# [Your goal]
Copy out each line that has "down" in it.

# [Data supplied]
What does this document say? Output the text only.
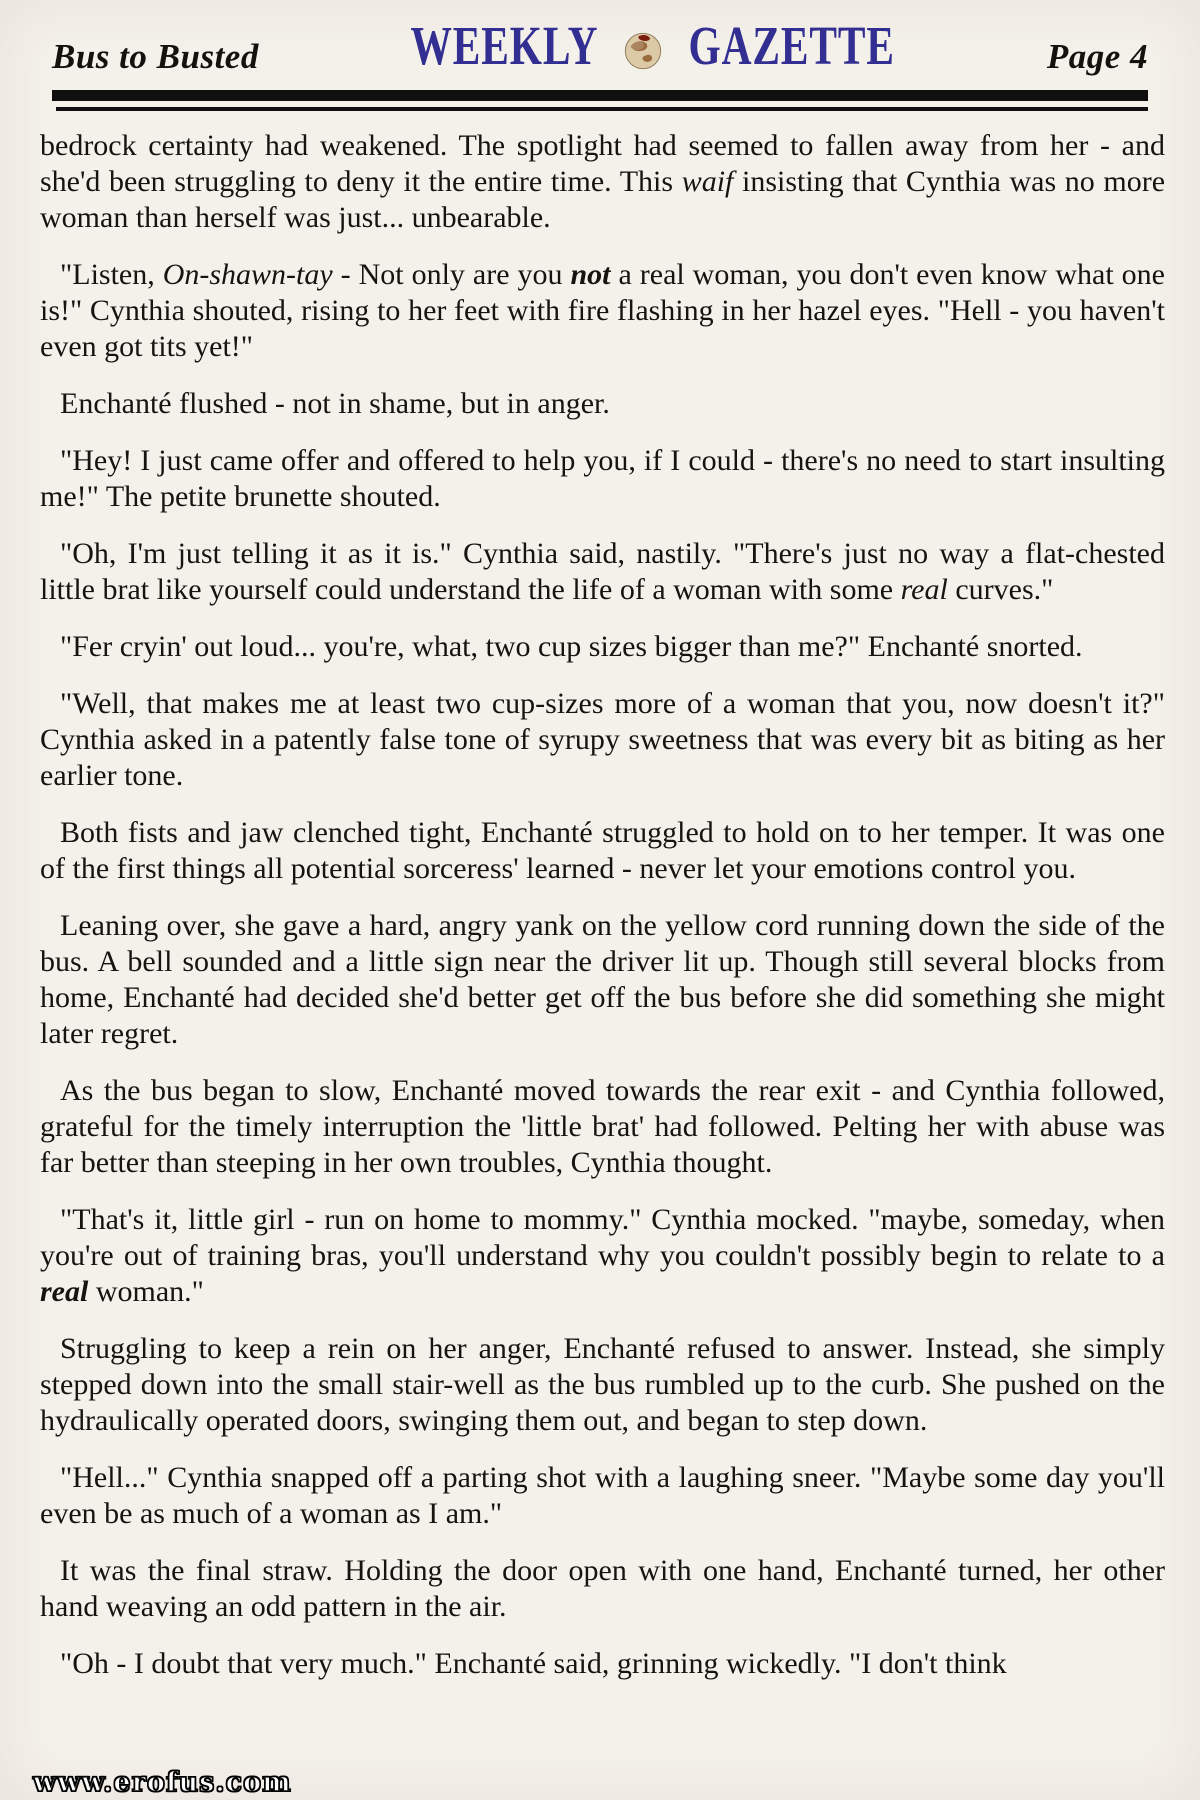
Bus to Busted	WEEKLY GAZETTE	Page 4

bedrock certainty had weakened. The spotlight had seemed to fallen away from her - and she'd been struggling to deny it the entire time. This waif insisting that Cynthia was no more woman than herself was just... unbearable.

"Listen, On-shawn-tay - Not only are you not a real woman, you don't even know what one is!" Cynthia shouted, rising to her feet with fire flashing in her hazel eyes. "Hell - you haven't even got tits yet!"

Enchanté flushed - not in shame, but in anger.

"Hey! I just came offer and offered to help you, if I could - there's no need to start insulting me!" The petite brunette shouted.

"Oh, I'm just telling it as it is." Cynthia said, nastily. "There's just no way a flat-chested little brat like yourself could understand the life of a woman with some real curves."

"Fer cryin' out loud... you're, what, two cup sizes bigger than me?" Enchanté snorted.

"Well, that makes me at least two cup-sizes more of a woman that you, now doesn't it?" Cynthia asked in a patently false tone of syrupy sweetness that was every bit as biting as her earlier tone.

Both fists and jaw clenched tight, Enchanté struggled to hold on to her temper. It was one of the first things all potential sorceress' learned - never let your emotions control you.

Leaning over, she gave a hard, angry yank on the yellow cord running down the side of the bus. A bell sounded and a little sign near the driver lit up. Though still several blocks from home, Enchanté had decided she'd better get off the bus before she did something she might later regret.

As the bus began to slow, Enchanté moved towards the rear exit - and Cynthia followed, grateful for the timely interruption the 'little brat' had followed. Pelting her with abuse was far better than steeping in her own troubles, Cynthia thought.

"That's it, little girl - run on home to mommy." Cynthia mocked. "maybe, someday, when you're out of training bras, you'll understand why you couldn't possibly begin to relate to a real woman."

Struggling to keep a rein on her anger, Enchanté refused to answer. Instead, she simply stepped down into the small stair-well as the bus rumbled up to the curb. She pushed on the hydraulically operated doors, swinging them out, and began to step down.

"Hell..." Cynthia snapped off a parting shot with a laughing sneer. "Maybe some day you'll even be as much of a woman as I am."

It was the final straw. Holding the door open with one hand, Enchanté turned, her other hand weaving an odd pattern in the air.

"Oh - I doubt that very much." Enchanté said, grinning wickedly. "I don't think

www.erofus.com
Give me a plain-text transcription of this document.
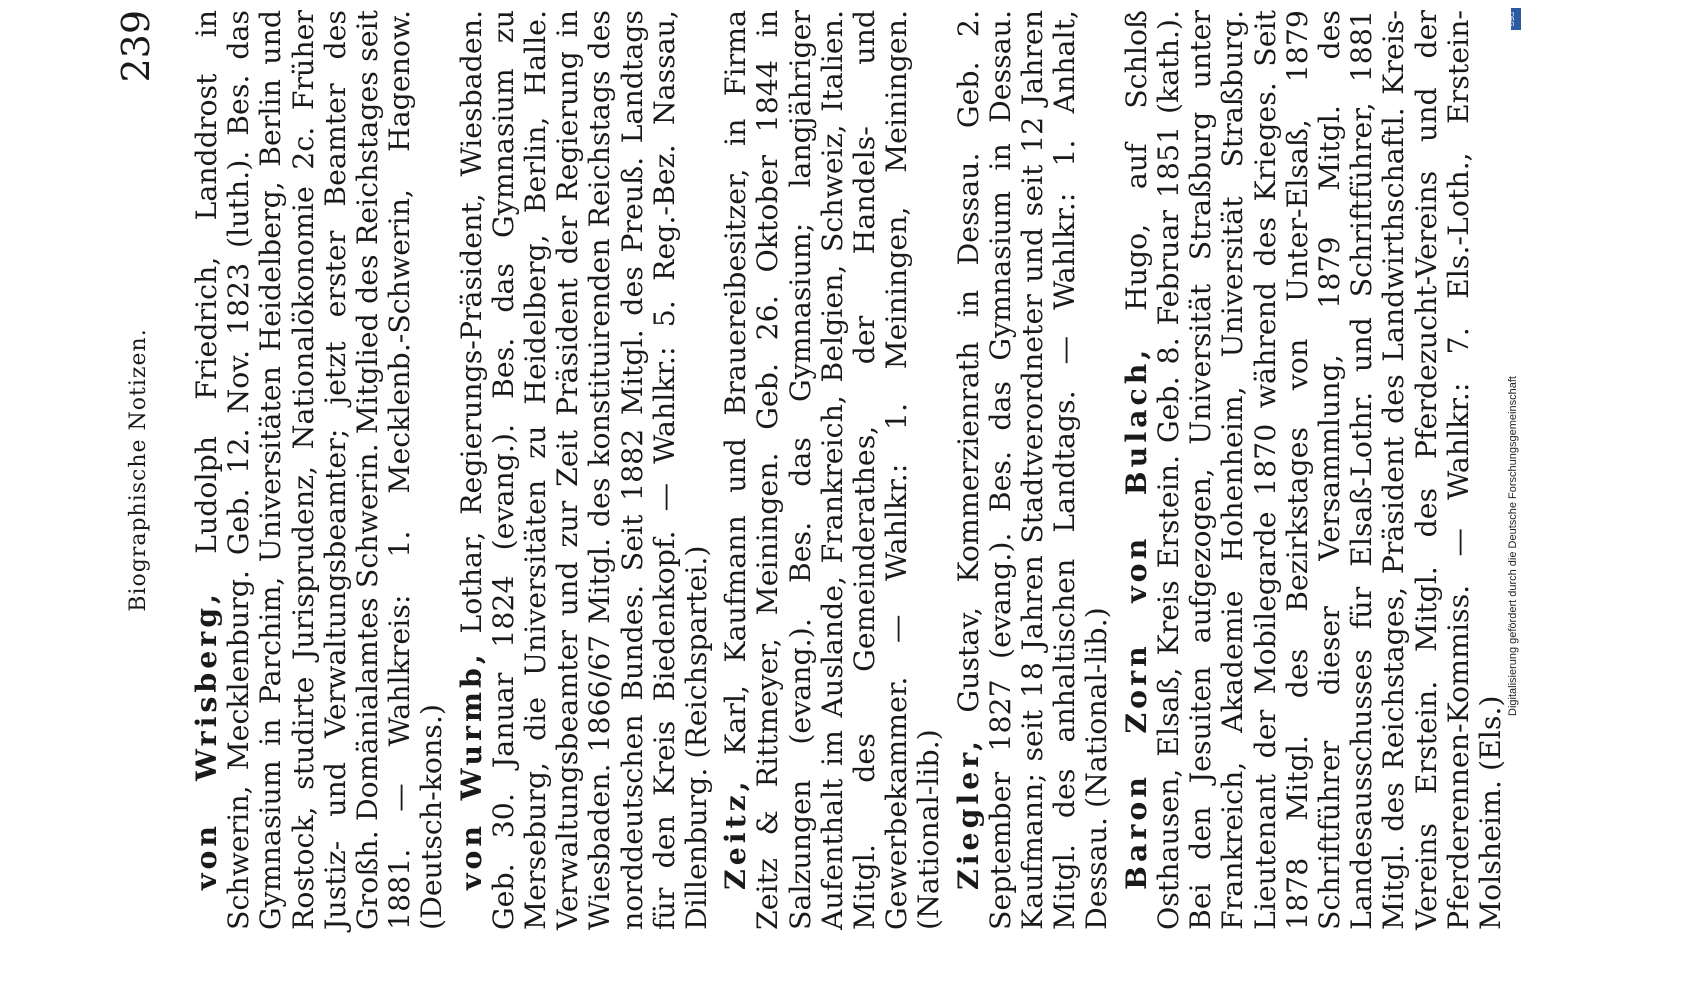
Biographische Notizen.
239

von Wrisberg, Ludolph Friedrich, Landdrost in Schwerin, Mecklenburg. Geb. 12. Nov. 1823 (luth.). Bes. das Gymnasium in Parchim, Universitäten Heidelberg, Berlin und Rostock, studirte Jurisprudenz, Nationalökonomie 2c. Früher Justiz- und Verwaltungsbeamter; jetzt erster Beamter des Großh. Domänialamtes Schwerin. Mitglied des Reichstages seit 1881. — Wahlkreis: 1. Mecklenb.-Schwerin, Hagenow. (Deutsch-kons.) von Wurmb, Lothar, Regierungs-Präsident, Wiesbaden. Geb. 30. Januar 1824 (evang.). Bes. das Gymnasium zu Merseburg, die Universitäten zu Heidelberg, Berlin, Halle. Verwaltungsbeamter und zur Zeit Präsident der Regierung in Wiesbaden. 1866/67 Mitgl. des konstituirenden Reichstags des norddeutschen Bundes. Seit 1882 Mitgl. des Preuß. Landtags für den Kreis Biedenkopf. — Wahlkr.: 5. Reg.-Bez. Nassau, Dillenburg. (Reichspartei.) Zeitz, Karl, Kaufmann und Brauereibesitzer, in Firma Zeitz & Rittmeyer, Meiningen. Geb. 26. Oktober 1844 in Salzungen (evang.). Bes. das Gymnasium; langjähriger Aufenthalt im Auslande, Frankreich, Belgien, Schweiz, Italien. Mitgl. des Gemeinderathes, der Handels- und Gewerbekammer. — Wahlkr.: 1. Meiningen, Meiningen. (National-lib.) Ziegler, Gustav, Kommerzienrath in Dessau. Geb. 2. September 1827 (evang.). Bes. das Gymnasium in Dessau. Kaufmann; seit 18 Jahren Stadtverordneter und seit 12 Jahren Mitgl. des anhaltischen Landtags. — Wahlkr.: 1. Anhalt, Dessau. (National-lib.) Baron Zorn von Bulach, Hugo, auf Schloß Osthausen, Elsaß, Kreis Erstein. Geb. 8. Februar 1851 (kath.). Bei den Jesuiten aufgezogen, Universität Straßburg unter Frankreich, Akademie Hohenheim, Universität Straßburg. Lieutenant der Mobilegarde 1870 während des Krieges. Seit 1878 Mitgl. des Bezirkstages von Unter-Elsaß, 1879 Schriftführer dieser Versammlung, 1879 Mitgl. des Landesausschusses für Elsaß-Lothr. und Schriftführer, 1881 Mitgl. des Reichstages, Präsident des Landwirthschaftl. Kreis-Vereins Erstein. Mitgl. des Pferdezucht-Vereins und der Pferderennen-Kommiss. — Wahlkr.: 7. Els.-Loth., Erstein-Molsheim. (Els.)

DFG
Digitalisierung gefördert durch die Deutsche Forschungsgemeinschaft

# [Problem solution]
Leaning over, she gave a hard, angry yank on the yellow cord running down the side of the bus. A bell sounded and a little sign near the driver lit up. Though still several blocks from home, Enchanté had decided she'd better get off the bus before she did something she might later regret.
Struggling to keep a rein on her anger, Enchanté refused to answer. Instead, she simply stepped down into the small stair-well as the bus rumbled up to the curb. She pushed on the hydraulically operated doors, swinging them out, and began to step down.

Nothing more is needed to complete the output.